• WRITTEN REQUEST: Write out all lines holding the word "TradingView".

--- GIVEN DATA ---

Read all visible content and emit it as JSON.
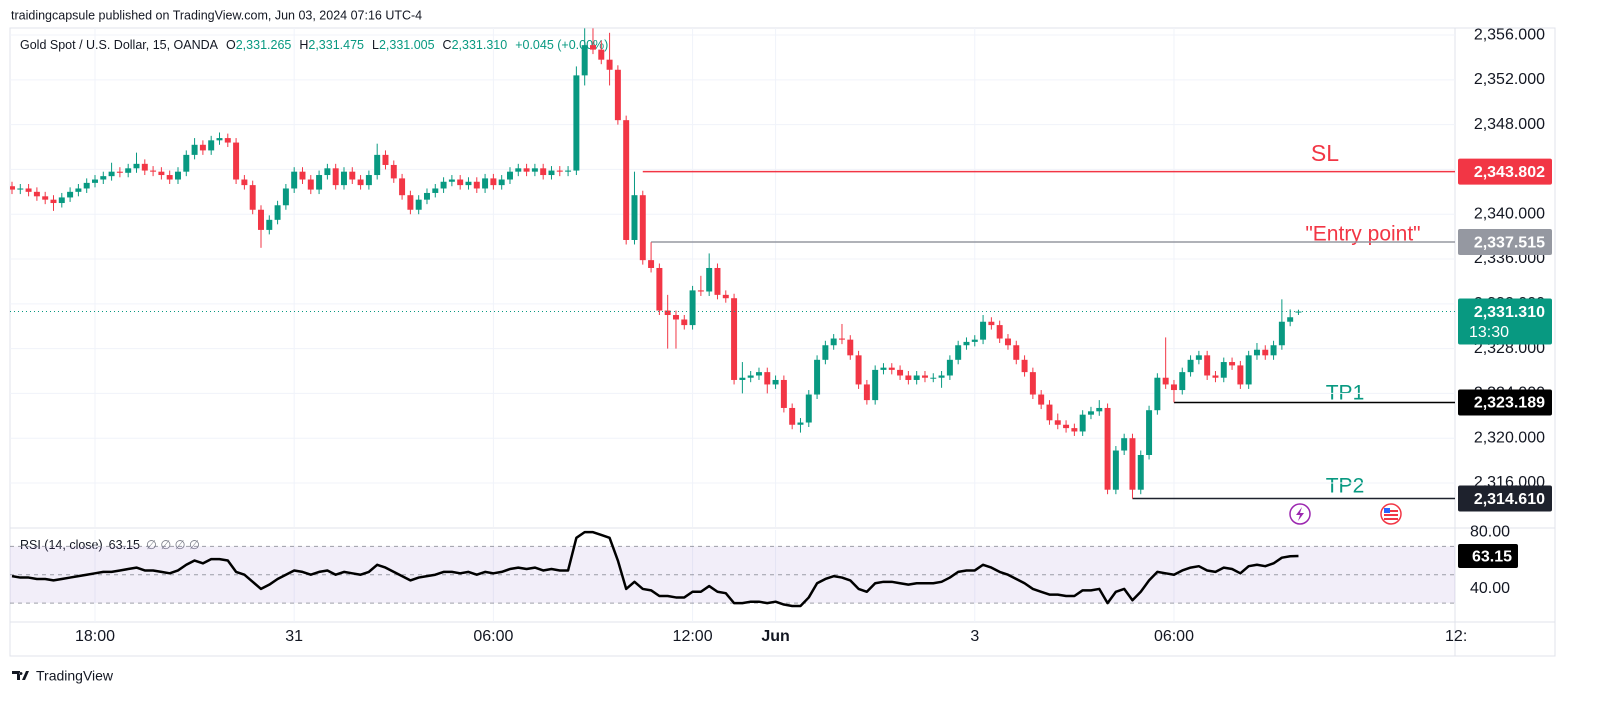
{
  "header": {
    "attribution": "traidingcapsule published on TradingView.com, Jun 03, 2024 07:16 UTC-4"
  },
  "footer": {
    "brand": "TradingView"
  },
  "chart_data": {
    "type": "candlestick",
    "legend": {
      "symbol": "Gold Spot / U.S. Dollar, 15, OANDA",
      "items": [
        {
          "key": "O",
          "label": "2,331.265"
        },
        {
          "key": "H",
          "label": "2,331.475"
        },
        {
          "key": "L",
          "label": "2,331.005"
        },
        {
          "key": "C",
          "label": "2,331.310"
        }
      ],
      "change": "+0.045 (+0.00%)"
    },
    "up_color": "#089981",
    "down_color": "#f23645",
    "xlim": [
      -0.24,
      173.86
    ],
    "xticks": [
      {
        "value": 10,
        "label": "18:00"
      },
      {
        "value": 34,
        "label": "31"
      },
      {
        "value": 58,
        "label": "06:00"
      },
      {
        "value": 82,
        "label": "12:00"
      },
      {
        "value": 92,
        "label": "Jun"
      },
      {
        "value": 116,
        "label": "3"
      },
      {
        "value": 140,
        "label": "06:00"
      },
      {
        "value": 174,
        "label": "12:"
      }
    ],
    "ylim": [
      2312.07,
      2356.63
    ],
    "yticks": [
      {
        "value": 2356,
        "label": "2,356.000"
      },
      {
        "value": 2352,
        "label": "2,352.000"
      },
      {
        "value": 2348,
        "label": "2,348.000"
      },
      {
        "value": 2344,
        "label": "2,344.000"
      },
      {
        "value": 2340,
        "label": "2,340.000"
      },
      {
        "value": 2336,
        "label": "2,336.000"
      },
      {
        "value": 2332,
        "label": "2,332.000"
      },
      {
        "value": 2328,
        "label": "2,328.000"
      },
      {
        "value": 2324,
        "label": "2,324.000"
      },
      {
        "value": 2320,
        "label": "2,320.000"
      },
      {
        "value": 2316,
        "label": "2,316.000"
      }
    ],
    "grid": true,
    "last_label": "2,331.310",
    "countdown": "13:30",
    "last_color": "#089981",
    "levels": [
      {
        "name": "SL",
        "value": 2343.802,
        "label": "2,343.802",
        "x": 76,
        "color": "#f23645"
      },
      {
        "name": "\"Entry point\"",
        "value": 2337.515,
        "label": "2,337.515",
        "x": 77,
        "color": "#9598a1"
      },
      {
        "name": "TP1",
        "value": 2323.189,
        "label": "2,323.189",
        "x": 140,
        "color": "#000000"
      },
      {
        "name": "TP2",
        "value": 2314.61,
        "label": "2,314.610",
        "x": 135,
        "color": "#1e222d"
      }
    ],
    "ohlc": [
      [
        2342.5,
        2342.9,
        2341.8,
        2342.2
      ],
      [
        2342.2,
        2342.7,
        2341.8,
        2342.3
      ],
      [
        2342.3,
        2342.7,
        2341.6,
        2342.0
      ],
      [
        2342.0,
        2342.4,
        2341.2,
        2341.6
      ],
      [
        2341.6,
        2342.0,
        2340.9,
        2341.3
      ],
      [
        2341.3,
        2341.7,
        2340.3,
        2341.0
      ],
      [
        2341.0,
        2341.9,
        2340.6,
        2341.5
      ],
      [
        2341.5,
        2342.4,
        2341.1,
        2342.0
      ],
      [
        2342.0,
        2342.7,
        2341.6,
        2342.3
      ],
      [
        2342.3,
        2343.2,
        2341.9,
        2342.8
      ],
      [
        2342.8,
        2343.5,
        2342.4,
        2343.1
      ],
      [
        2343.1,
        2343.8,
        2342.7,
        2343.4
      ],
      [
        2343.4,
        2344.6,
        2343.0,
        2343.8
      ],
      [
        2343.8,
        2344.2,
        2343.3,
        2343.7
      ],
      [
        2343.7,
        2344.5,
        2343.3,
        2344.1
      ],
      [
        2344.1,
        2345.5,
        2343.7,
        2344.5
      ],
      [
        2344.5,
        2344.9,
        2343.5,
        2343.9
      ],
      [
        2343.9,
        2344.3,
        2343.4,
        2343.8
      ],
      [
        2343.8,
        2344.2,
        2343.1,
        2343.5
      ],
      [
        2343.5,
        2343.9,
        2342.7,
        2343.1
      ],
      [
        2343.1,
        2344.2,
        2342.7,
        2343.8
      ],
      [
        2343.8,
        2345.7,
        2343.4,
        2345.3
      ],
      [
        2345.3,
        2346.8,
        2344.9,
        2346.2
      ],
      [
        2346.2,
        2346.6,
        2345.3,
        2345.7
      ],
      [
        2345.7,
        2347.0,
        2345.3,
        2346.6
      ],
      [
        2346.6,
        2347.3,
        2346.2,
        2346.8
      ],
      [
        2346.8,
        2347.2,
        2346.0,
        2346.4
      ],
      [
        2346.4,
        2346.8,
        2342.7,
        2343.1
      ],
      [
        2343.1,
        2343.5,
        2342.2,
        2342.6
      ],
      [
        2342.6,
        2343.0,
        2340.0,
        2340.4
      ],
      [
        2340.4,
        2340.8,
        2337.0,
        2338.6
      ],
      [
        2338.6,
        2339.9,
        2338.2,
        2339.5
      ],
      [
        2339.5,
        2341.2,
        2339.1,
        2340.8
      ],
      [
        2340.8,
        2342.7,
        2340.4,
        2342.3
      ],
      [
        2342.3,
        2344.2,
        2341.9,
        2343.8
      ],
      [
        2343.8,
        2344.2,
        2342.7,
        2343.1
      ],
      [
        2343.1,
        2343.5,
        2341.8,
        2342.2
      ],
      [
        2342.2,
        2343.9,
        2341.8,
        2343.5
      ],
      [
        2343.5,
        2344.5,
        2343.1,
        2344.1
      ],
      [
        2344.1,
        2344.5,
        2342.2,
        2342.6
      ],
      [
        2342.6,
        2344.2,
        2342.2,
        2343.8
      ],
      [
        2343.8,
        2344.2,
        2342.7,
        2343.1
      ],
      [
        2343.1,
        2343.5,
        2342.2,
        2342.6
      ],
      [
        2342.6,
        2343.9,
        2342.2,
        2343.5
      ],
      [
        2343.5,
        2346.3,
        2343.1,
        2345.3
      ],
      [
        2345.3,
        2345.7,
        2344.0,
        2344.4
      ],
      [
        2344.4,
        2344.8,
        2342.8,
        2343.2
      ],
      [
        2343.2,
        2343.6,
        2341.3,
        2341.7
      ],
      [
        2341.7,
        2342.1,
        2340.0,
        2340.4
      ],
      [
        2340.4,
        2341.7,
        2340.0,
        2341.3
      ],
      [
        2341.3,
        2342.3,
        2340.9,
        2341.9
      ],
      [
        2341.9,
        2342.7,
        2341.5,
        2342.3
      ],
      [
        2342.3,
        2343.3,
        2341.9,
        2342.9
      ],
      [
        2342.9,
        2343.5,
        2342.5,
        2343.1
      ],
      [
        2343.1,
        2343.5,
        2342.2,
        2342.6
      ],
      [
        2342.6,
        2343.3,
        2342.2,
        2342.9
      ],
      [
        2342.9,
        2343.3,
        2341.9,
        2342.3
      ],
      [
        2342.3,
        2343.6,
        2341.9,
        2343.2
      ],
      [
        2343.2,
        2343.6,
        2342.2,
        2342.6
      ],
      [
        2342.6,
        2343.5,
        2342.2,
        2343.1
      ],
      [
        2343.1,
        2344.2,
        2342.7,
        2343.8
      ],
      [
        2343.8,
        2344.5,
        2343.4,
        2344.1
      ],
      [
        2344.1,
        2344.5,
        2343.4,
        2343.8
      ],
      [
        2343.8,
        2344.5,
        2343.4,
        2344.1
      ],
      [
        2344.1,
        2344.5,
        2343.1,
        2343.5
      ],
      [
        2343.5,
        2344.3,
        2343.1,
        2343.9
      ],
      [
        2343.9,
        2344.3,
        2343.4,
        2343.8
      ],
      [
        2343.8,
        2344.3,
        2343.4,
        2343.9
      ],
      [
        2343.9,
        2353.2,
        2343.5,
        2352.4
      ],
      [
        2352.4,
        2356.6,
        2351.5,
        2355.1
      ],
      [
        2355.1,
        2356.6,
        2354.3,
        2354.7
      ],
      [
        2354.7,
        2355.5,
        2353.4,
        2353.8
      ],
      [
        2353.8,
        2356.2,
        2351.5,
        2352.9
      ],
      [
        2352.9,
        2353.3,
        2348.0,
        2348.4
      ],
      [
        2348.4,
        2348.8,
        2337.3,
        2337.7
      ],
      [
        2337.7,
        2343.8,
        2337.3,
        2341.7
      ],
      [
        2341.7,
        2342.1,
        2335.5,
        2335.9
      ],
      [
        2335.9,
        2337.5,
        2334.8,
        2335.2
      ],
      [
        2335.2,
        2335.6,
        2331.0,
        2331.4
      ],
      [
        2331.4,
        2332.8,
        2328.0,
        2331.0
      ],
      [
        2331.0,
        2331.4,
        2328.0,
        2330.6
      ],
      [
        2330.6,
        2331.0,
        2329.7,
        2330.1
      ],
      [
        2330.1,
        2333.6,
        2329.7,
        2333.2
      ],
      [
        2333.2,
        2334.5,
        2332.7,
        2333.1
      ],
      [
        2333.1,
        2336.5,
        2332.7,
        2335.2
      ],
      [
        2335.2,
        2335.6,
        2332.4,
        2332.8
      ],
      [
        2332.8,
        2333.2,
        2332.1,
        2332.5
      ],
      [
        2332.5,
        2332.9,
        2324.8,
        2325.2
      ],
      [
        2325.2,
        2326.8,
        2324.0,
        2325.4
      ],
      [
        2325.4,
        2326.0,
        2325.0,
        2325.6
      ],
      [
        2325.6,
        2326.3,
        2325.2,
        2325.9
      ],
      [
        2325.9,
        2326.3,
        2324.0,
        2324.8
      ],
      [
        2324.8,
        2325.6,
        2324.4,
        2325.2
      ],
      [
        2325.2,
        2325.6,
        2322.3,
        2322.7
      ],
      [
        2322.7,
        2323.1,
        2320.8,
        2321.2
      ],
      [
        2321.2,
        2321.8,
        2320.5,
        2321.4
      ],
      [
        2321.4,
        2324.3,
        2321.0,
        2323.9
      ],
      [
        2323.9,
        2327.4,
        2323.5,
        2327.0
      ],
      [
        2327.0,
        2328.7,
        2326.6,
        2328.3
      ],
      [
        2328.3,
        2329.3,
        2327.9,
        2328.9
      ],
      [
        2328.9,
        2330.2,
        2328.4,
        2328.8
      ],
      [
        2328.8,
        2329.2,
        2327.0,
        2327.4
      ],
      [
        2327.4,
        2327.8,
        2324.4,
        2324.8
      ],
      [
        2324.8,
        2325.2,
        2323.0,
        2323.4
      ],
      [
        2323.4,
        2326.5,
        2323.0,
        2326.1
      ],
      [
        2326.1,
        2326.7,
        2325.7,
        2326.3
      ],
      [
        2326.3,
        2326.7,
        2325.7,
        2326.1
      ],
      [
        2326.1,
        2326.5,
        2325.2,
        2325.6
      ],
      [
        2325.6,
        2326.0,
        2324.8,
        2325.2
      ],
      [
        2325.2,
        2326.0,
        2324.8,
        2325.6
      ],
      [
        2325.6,
        2326.0,
        2325.0,
        2325.4
      ],
      [
        2325.4,
        2325.8,
        2325.0,
        2325.4
      ],
      [
        2325.4,
        2326.0,
        2324.5,
        2325.6
      ],
      [
        2325.6,
        2327.4,
        2325.2,
        2327.0
      ],
      [
        2327.0,
        2328.7,
        2326.6,
        2328.3
      ],
      [
        2328.3,
        2329.0,
        2327.9,
        2328.6
      ],
      [
        2328.6,
        2329.2,
        2328.2,
        2328.8
      ],
      [
        2328.8,
        2331.0,
        2328.4,
        2330.4
      ],
      [
        2330.4,
        2330.8,
        2329.7,
        2330.1
      ],
      [
        2330.1,
        2330.5,
        2328.5,
        2328.9
      ],
      [
        2328.9,
        2329.3,
        2327.9,
        2328.3
      ],
      [
        2328.3,
        2328.7,
        2326.6,
        2327.0
      ],
      [
        2327.0,
        2327.4,
        2325.5,
        2325.9
      ],
      [
        2325.9,
        2326.3,
        2323.5,
        2323.9
      ],
      [
        2323.9,
        2324.3,
        2322.6,
        2323.0
      ],
      [
        2323.0,
        2323.4,
        2321.2,
        2321.6
      ],
      [
        2321.6,
        2322.2,
        2320.8,
        2321.2
      ],
      [
        2321.2,
        2321.6,
        2320.5,
        2320.9
      ],
      [
        2320.9,
        2321.3,
        2320.2,
        2320.6
      ],
      [
        2320.6,
        2322.5,
        2320.2,
        2322.1
      ],
      [
        2322.1,
        2322.8,
        2321.7,
        2322.4
      ],
      [
        2322.4,
        2323.4,
        2322.0,
        2322.7
      ],
      [
        2322.7,
        2323.1,
        2315.0,
        2315.4
      ],
      [
        2315.4,
        2319.3,
        2315.0,
        2318.9
      ],
      [
        2318.9,
        2320.4,
        2318.5,
        2320.0
      ],
      [
        2320.0,
        2320.4,
        2314.6,
        2315.4
      ],
      [
        2315.4,
        2318.9,
        2315.0,
        2318.5
      ],
      [
        2318.5,
        2322.9,
        2318.1,
        2322.5
      ],
      [
        2322.5,
        2325.8,
        2322.1,
        2325.4
      ],
      [
        2325.4,
        2329.0,
        2324.4,
        2324.8
      ],
      [
        2324.8,
        2325.2,
        2323.2,
        2324.3
      ],
      [
        2324.3,
        2326.3,
        2323.9,
        2325.9
      ],
      [
        2325.9,
        2327.4,
        2325.5,
        2327.0
      ],
      [
        2327.0,
        2327.8,
        2326.6,
        2327.4
      ],
      [
        2327.4,
        2327.8,
        2325.2,
        2325.6
      ],
      [
        2325.6,
        2326.0,
        2325.0,
        2325.4
      ],
      [
        2325.4,
        2327.2,
        2325.0,
        2326.8
      ],
      [
        2326.8,
        2327.2,
        2326.1,
        2326.5
      ],
      [
        2326.5,
        2326.9,
        2324.4,
        2324.8
      ],
      [
        2324.8,
        2327.8,
        2324.4,
        2327.4
      ],
      [
        2327.4,
        2328.5,
        2327.0,
        2327.9
      ],
      [
        2327.9,
        2328.3,
        2327.0,
        2327.4
      ],
      [
        2327.4,
        2328.7,
        2327.0,
        2328.3
      ],
      [
        2328.3,
        2332.4,
        2327.9,
        2330.4
      ],
      [
        2330.4,
        2331.5,
        2330.0,
        2330.8
      ],
      [
        2331.265,
        2331.475,
        2331.005,
        2331.31
      ]
    ],
    "rsi": {
      "name": "RSI (14, close)",
      "value_label": "63.15",
      "placeholders": "∅ ∅ ∅ ∅",
      "color": "#000000",
      "band_color": "#7e57c2",
      "ylim": [
        16.7,
        81.5
      ],
      "yticks": [
        {
          "value": 80,
          "label": "80.00"
        },
        {
          "value": 40,
          "label": "40.00"
        }
      ],
      "bands": [
        70,
        50,
        30
      ],
      "values": [
        49,
        48,
        48,
        47,
        47,
        46,
        47,
        48,
        49,
        50,
        51,
        52,
        52,
        53,
        54,
        55,
        53,
        53,
        52,
        51,
        53,
        57,
        60,
        58,
        61,
        61,
        60,
        52,
        50,
        45,
        40,
        43,
        47,
        50,
        53,
        52,
        50,
        52,
        53,
        50,
        52,
        51,
        50,
        52,
        57,
        55,
        52,
        49,
        46,
        48,
        49,
        50,
        52,
        52,
        51,
        52,
        50,
        52,
        51,
        52,
        54,
        55,
        54,
        55,
        53,
        54,
        53,
        53,
        76,
        80,
        80,
        78,
        76,
        60,
        40,
        45,
        40,
        39,
        35,
        35,
        34,
        34,
        38,
        38,
        42,
        38,
        37,
        30,
        30,
        31,
        31,
        30,
        31,
        29,
        28,
        28,
        34,
        44,
        47,
        49,
        48,
        46,
        40,
        38,
        44,
        45,
        45,
        44,
        43,
        44,
        44,
        44,
        45,
        48,
        52,
        53,
        53,
        57,
        55,
        52,
        50,
        47,
        44,
        40,
        38,
        36,
        36,
        35,
        35,
        39,
        39,
        40,
        30,
        38,
        40,
        32,
        38,
        46,
        52,
        51,
        50,
        53,
        55,
        56,
        53,
        52,
        55,
        54,
        51,
        56,
        57,
        56,
        58,
        62,
        63,
        63.15
      ]
    }
  }
}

---

• REPLY TO THE EXERCISE:
    "attribution": "traidingcapsule published on TradingView.com, Jun 03, 2024 07:16 UTC-4"
    "brand": "TradingView"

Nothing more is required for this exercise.